### Text provided:
1. Photo of the foreskin of my jchu jchul (a slang term signifying penis for children in Armenian). Just the kind of grand gesture one could expect from a male performance artist, from the early 70s.
2. Photo of my fingers from my right hand with single fungus nail.
3. Photo of toes from my right foot with two fungus nails and possible third.
4. A police description of my face.
5. Black and white photo of my mother as a child, the one in which she is dressed like a doll, looking through the camera with piercing green eyes.
5a. How can a memory of an event, not my own, be a part of [Fragment left unfinished]
5b. What did Guy Debord mean in his film Critique of Separation when he wrote, “It is necessary to destroy memory in art”? Especially when so many of his films retain traces of memories, recollections, photos of friends, of drunken evenings spent together plotting the liberation—not of art, but of everyday life.
5c. I agree with him: I am not interested in using art as a place to express servile sentiments, but where to place the work of memory, of recollections that could, in their most intense heights, even undo our image, our understanding of our “selves.”
6. Image of a burnt American flag.
6. Image of a folded and wrinkled white piece of paper with the following text: “Let’s destroy our privacy before they do.”
6. Image of a sheet of paper with the number 6.
6, Image of a sheet with the number 6 followed by a comma.
7. Overwhelming you and me, there are words that remain abstract and words that fall close to home. Can one say the home is an intimate place? Can one say the home will always be unhomely? Can one say that we are never at home, even when at home? And to think that even when we offer our home to an Other, it is not our home to offer. Our home is not our home. Simply, our homeland, not our home-land. [It didn't work]
7a. Do the dead have a home? Is a resting place a home?
7b. My body, which is not mine at all, exposed to forces opening up to an outside, infinite, bursting, dispersing, potent, unexpected, and, thus, fragile.
8. Wait a moment, I need a rest.
9. Language is interminable, but how to be intimate with language? How to be intimate in language?
9a. Can we be intimate in language? Can we be intimate in any way other than in language? And I ask you, sincerely (with all the ambiguities of sincerity), in whose language?
10. [Withdrawn]
11. There is nothing one can say without saying the saying of what one can say. And yet, to say “no” or to say “yes” is already to draw closed the gates or open to an exterior of say-ability, which calls into question the initial point of departure.
11a. I wanted to write something related to the notion of intimacy. But before thinking about intimacy, I would have to think about wanting. What in fact is “wanting”? What does it mean to say: “I want”? To say: “I want to say”? To say: “I want to write”?
11b. Is want desire? And if so, where does desire reside? (Possibly inside the word itself –or would this just be wordplay?)
11c. Volition, will, wish, need, necessity, material, immaterial, conscious, unconscious, unquenchable fiction.
11d. What, who wants in the wanting of, wanting to say, and from where does the want come from? And where does the want go in the saying (instead of saying, should it be question) “I want”? And when is this want satisfied? Is a want satisfiable?

### Data section:
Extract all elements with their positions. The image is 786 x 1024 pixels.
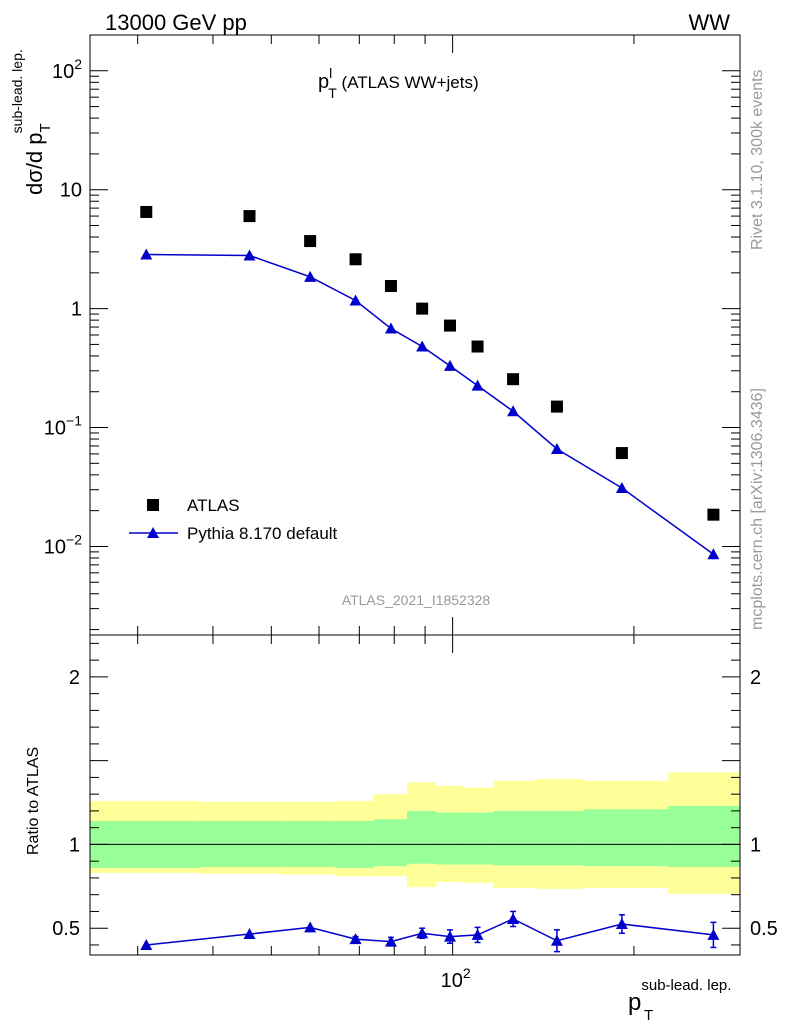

### Given problem:
Rewrite the numbered text from "11b. Is want" up to and including "unconscious, unquenchable fiction.", substituting "longing" for each "desire".

### Exercise output:
11b. Is want longing? And if so, where does longing reside? (Possibly inside the word itself –or would this just be wordplay?)
11c. Volition, will, wish, need, necessity, material, immaterial, conscious, unconscious, unquenchable fiction.